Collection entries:
━━━━━━━━━━━━━━━━━━━━

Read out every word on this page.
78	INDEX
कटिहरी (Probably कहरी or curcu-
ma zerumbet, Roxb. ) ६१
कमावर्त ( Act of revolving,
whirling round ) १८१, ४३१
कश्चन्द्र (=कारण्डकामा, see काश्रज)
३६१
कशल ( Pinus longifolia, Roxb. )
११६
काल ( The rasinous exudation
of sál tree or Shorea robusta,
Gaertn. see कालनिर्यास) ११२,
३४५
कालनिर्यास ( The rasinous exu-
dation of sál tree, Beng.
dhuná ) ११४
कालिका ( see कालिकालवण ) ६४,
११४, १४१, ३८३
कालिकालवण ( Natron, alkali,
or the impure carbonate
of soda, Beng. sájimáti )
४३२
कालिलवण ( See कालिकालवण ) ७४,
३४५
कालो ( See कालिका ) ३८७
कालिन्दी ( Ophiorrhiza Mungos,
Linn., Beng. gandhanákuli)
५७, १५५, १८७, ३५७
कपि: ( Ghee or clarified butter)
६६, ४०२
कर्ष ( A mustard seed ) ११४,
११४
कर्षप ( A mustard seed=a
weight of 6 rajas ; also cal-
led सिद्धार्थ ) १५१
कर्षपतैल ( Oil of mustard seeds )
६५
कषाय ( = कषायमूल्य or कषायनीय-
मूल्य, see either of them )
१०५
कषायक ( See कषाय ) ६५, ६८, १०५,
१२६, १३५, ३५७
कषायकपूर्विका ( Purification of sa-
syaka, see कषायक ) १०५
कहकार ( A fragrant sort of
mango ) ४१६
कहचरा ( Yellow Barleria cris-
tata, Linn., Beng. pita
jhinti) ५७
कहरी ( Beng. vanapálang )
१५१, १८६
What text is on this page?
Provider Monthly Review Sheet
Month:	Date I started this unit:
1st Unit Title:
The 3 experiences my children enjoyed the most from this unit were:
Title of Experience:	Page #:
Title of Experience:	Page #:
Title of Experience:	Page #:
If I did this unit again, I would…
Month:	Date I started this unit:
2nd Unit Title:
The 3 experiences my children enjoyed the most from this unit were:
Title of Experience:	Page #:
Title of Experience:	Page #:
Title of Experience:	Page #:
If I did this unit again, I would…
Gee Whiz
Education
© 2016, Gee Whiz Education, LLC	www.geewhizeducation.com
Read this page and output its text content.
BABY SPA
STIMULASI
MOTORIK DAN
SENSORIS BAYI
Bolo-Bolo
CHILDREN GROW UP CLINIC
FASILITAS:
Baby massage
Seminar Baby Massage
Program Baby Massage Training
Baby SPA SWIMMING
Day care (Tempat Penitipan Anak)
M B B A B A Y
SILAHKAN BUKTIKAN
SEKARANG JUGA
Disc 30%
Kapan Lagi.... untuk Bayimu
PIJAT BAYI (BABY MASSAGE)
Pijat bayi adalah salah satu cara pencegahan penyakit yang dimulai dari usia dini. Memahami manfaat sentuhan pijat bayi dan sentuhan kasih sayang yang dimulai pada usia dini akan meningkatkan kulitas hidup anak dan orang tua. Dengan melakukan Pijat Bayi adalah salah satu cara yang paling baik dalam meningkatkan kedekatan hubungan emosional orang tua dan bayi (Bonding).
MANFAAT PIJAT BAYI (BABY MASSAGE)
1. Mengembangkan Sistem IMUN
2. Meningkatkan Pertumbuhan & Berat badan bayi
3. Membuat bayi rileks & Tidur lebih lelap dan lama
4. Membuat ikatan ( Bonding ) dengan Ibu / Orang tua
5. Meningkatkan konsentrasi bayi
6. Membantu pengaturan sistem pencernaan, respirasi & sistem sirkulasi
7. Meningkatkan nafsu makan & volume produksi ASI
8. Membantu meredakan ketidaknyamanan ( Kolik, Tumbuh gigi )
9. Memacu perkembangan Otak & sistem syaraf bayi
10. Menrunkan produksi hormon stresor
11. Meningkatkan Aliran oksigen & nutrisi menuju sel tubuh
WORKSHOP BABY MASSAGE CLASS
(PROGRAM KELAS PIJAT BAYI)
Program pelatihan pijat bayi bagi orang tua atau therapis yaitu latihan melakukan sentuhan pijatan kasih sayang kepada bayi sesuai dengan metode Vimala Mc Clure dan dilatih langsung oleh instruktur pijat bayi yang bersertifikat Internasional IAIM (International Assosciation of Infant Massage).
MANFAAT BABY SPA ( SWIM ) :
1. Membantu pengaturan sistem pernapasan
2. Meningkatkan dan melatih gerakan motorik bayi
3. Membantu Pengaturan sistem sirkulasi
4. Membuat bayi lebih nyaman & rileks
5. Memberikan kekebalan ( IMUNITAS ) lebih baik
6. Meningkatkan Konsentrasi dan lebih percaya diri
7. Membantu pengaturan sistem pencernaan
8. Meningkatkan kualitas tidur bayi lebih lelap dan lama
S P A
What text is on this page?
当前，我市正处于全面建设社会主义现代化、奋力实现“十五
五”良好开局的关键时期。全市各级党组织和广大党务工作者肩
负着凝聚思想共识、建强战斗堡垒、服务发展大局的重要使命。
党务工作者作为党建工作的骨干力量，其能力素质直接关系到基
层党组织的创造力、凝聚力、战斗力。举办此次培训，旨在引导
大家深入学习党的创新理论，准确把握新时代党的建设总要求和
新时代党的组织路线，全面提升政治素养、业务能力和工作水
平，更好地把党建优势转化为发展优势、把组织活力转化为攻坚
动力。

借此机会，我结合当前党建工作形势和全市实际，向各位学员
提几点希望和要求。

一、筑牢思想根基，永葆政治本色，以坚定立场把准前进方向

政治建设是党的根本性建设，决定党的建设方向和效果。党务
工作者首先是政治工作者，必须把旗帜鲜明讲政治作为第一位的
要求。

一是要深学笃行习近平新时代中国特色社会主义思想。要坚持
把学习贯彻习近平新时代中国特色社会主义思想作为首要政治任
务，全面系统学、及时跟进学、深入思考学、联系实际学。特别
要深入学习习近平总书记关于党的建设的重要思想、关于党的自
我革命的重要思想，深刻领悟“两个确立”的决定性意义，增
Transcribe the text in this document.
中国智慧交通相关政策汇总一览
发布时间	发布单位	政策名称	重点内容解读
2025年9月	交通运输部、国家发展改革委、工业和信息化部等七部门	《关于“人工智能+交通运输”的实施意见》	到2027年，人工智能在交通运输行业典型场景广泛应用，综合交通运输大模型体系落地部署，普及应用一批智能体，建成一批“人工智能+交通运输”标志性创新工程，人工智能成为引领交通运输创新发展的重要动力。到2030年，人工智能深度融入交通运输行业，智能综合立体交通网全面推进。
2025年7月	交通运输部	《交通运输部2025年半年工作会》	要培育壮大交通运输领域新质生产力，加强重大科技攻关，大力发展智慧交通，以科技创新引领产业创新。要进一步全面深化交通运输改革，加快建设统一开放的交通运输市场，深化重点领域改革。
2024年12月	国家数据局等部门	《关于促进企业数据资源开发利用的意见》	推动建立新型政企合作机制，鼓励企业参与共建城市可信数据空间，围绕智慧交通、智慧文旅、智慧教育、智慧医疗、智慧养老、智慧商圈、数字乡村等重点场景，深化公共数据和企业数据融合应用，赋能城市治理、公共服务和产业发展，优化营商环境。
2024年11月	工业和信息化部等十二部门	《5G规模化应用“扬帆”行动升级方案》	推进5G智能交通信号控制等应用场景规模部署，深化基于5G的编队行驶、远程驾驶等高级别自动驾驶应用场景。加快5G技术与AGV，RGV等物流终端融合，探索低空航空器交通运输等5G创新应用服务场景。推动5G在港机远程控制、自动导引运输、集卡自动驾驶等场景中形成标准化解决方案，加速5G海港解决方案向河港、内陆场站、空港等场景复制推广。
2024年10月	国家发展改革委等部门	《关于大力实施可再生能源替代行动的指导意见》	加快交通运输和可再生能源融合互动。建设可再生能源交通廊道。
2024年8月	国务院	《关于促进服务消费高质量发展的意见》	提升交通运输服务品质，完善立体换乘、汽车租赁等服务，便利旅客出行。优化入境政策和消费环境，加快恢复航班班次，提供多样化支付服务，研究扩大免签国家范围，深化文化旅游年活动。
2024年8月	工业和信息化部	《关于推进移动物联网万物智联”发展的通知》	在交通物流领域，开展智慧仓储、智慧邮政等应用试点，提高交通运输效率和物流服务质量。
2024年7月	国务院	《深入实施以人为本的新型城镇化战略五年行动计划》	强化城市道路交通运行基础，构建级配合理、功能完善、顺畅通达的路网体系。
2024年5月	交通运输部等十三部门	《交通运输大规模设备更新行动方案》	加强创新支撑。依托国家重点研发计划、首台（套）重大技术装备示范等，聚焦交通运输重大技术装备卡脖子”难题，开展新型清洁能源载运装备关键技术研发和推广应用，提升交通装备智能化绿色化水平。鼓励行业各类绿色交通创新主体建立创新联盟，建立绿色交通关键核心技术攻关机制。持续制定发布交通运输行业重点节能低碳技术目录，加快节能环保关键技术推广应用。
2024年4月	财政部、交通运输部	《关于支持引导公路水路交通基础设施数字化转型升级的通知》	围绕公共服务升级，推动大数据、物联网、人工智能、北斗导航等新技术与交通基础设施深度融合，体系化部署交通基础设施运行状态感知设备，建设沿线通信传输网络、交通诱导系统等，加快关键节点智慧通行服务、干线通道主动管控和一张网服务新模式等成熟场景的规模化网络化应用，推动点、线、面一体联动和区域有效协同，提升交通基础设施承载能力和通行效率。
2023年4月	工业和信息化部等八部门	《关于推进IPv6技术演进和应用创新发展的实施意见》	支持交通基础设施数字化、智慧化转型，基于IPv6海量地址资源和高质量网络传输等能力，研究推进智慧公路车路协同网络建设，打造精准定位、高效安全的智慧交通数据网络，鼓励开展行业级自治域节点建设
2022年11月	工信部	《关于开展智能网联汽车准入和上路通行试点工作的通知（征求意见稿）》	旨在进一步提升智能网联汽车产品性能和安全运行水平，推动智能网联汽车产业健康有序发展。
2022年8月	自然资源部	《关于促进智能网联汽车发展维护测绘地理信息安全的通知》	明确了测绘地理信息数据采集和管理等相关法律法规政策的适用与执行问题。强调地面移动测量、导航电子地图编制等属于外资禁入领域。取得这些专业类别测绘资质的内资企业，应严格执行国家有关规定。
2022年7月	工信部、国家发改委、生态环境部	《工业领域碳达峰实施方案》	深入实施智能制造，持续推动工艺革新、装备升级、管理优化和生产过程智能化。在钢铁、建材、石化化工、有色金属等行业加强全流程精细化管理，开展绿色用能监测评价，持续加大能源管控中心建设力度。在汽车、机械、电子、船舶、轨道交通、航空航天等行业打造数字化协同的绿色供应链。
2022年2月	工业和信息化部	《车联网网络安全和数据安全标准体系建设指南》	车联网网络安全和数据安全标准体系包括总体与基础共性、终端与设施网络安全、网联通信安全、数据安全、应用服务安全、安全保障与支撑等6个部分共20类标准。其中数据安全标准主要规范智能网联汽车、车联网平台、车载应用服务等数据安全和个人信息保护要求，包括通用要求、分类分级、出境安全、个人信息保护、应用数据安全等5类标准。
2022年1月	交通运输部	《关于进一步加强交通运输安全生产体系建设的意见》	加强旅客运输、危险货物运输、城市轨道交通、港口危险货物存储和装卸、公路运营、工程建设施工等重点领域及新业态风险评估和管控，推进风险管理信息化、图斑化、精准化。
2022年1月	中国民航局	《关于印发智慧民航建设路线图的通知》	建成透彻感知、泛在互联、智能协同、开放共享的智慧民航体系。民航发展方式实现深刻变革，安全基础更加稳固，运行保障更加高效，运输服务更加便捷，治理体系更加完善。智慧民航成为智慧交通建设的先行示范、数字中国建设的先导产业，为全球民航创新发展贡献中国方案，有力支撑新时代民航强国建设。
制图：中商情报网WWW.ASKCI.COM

━━━━━━━━━━━━━━━━━━━━

▶ GOAL: Look through the data above. Each line containing the word "mustard" needs to be copied.

▶ SOLUTION TO THIS TASK:
कर्ष ( A mustard seed ) ११४,
कर्षप ( A mustard seed=a
कर्षपतैल ( Oil of mustard seeds )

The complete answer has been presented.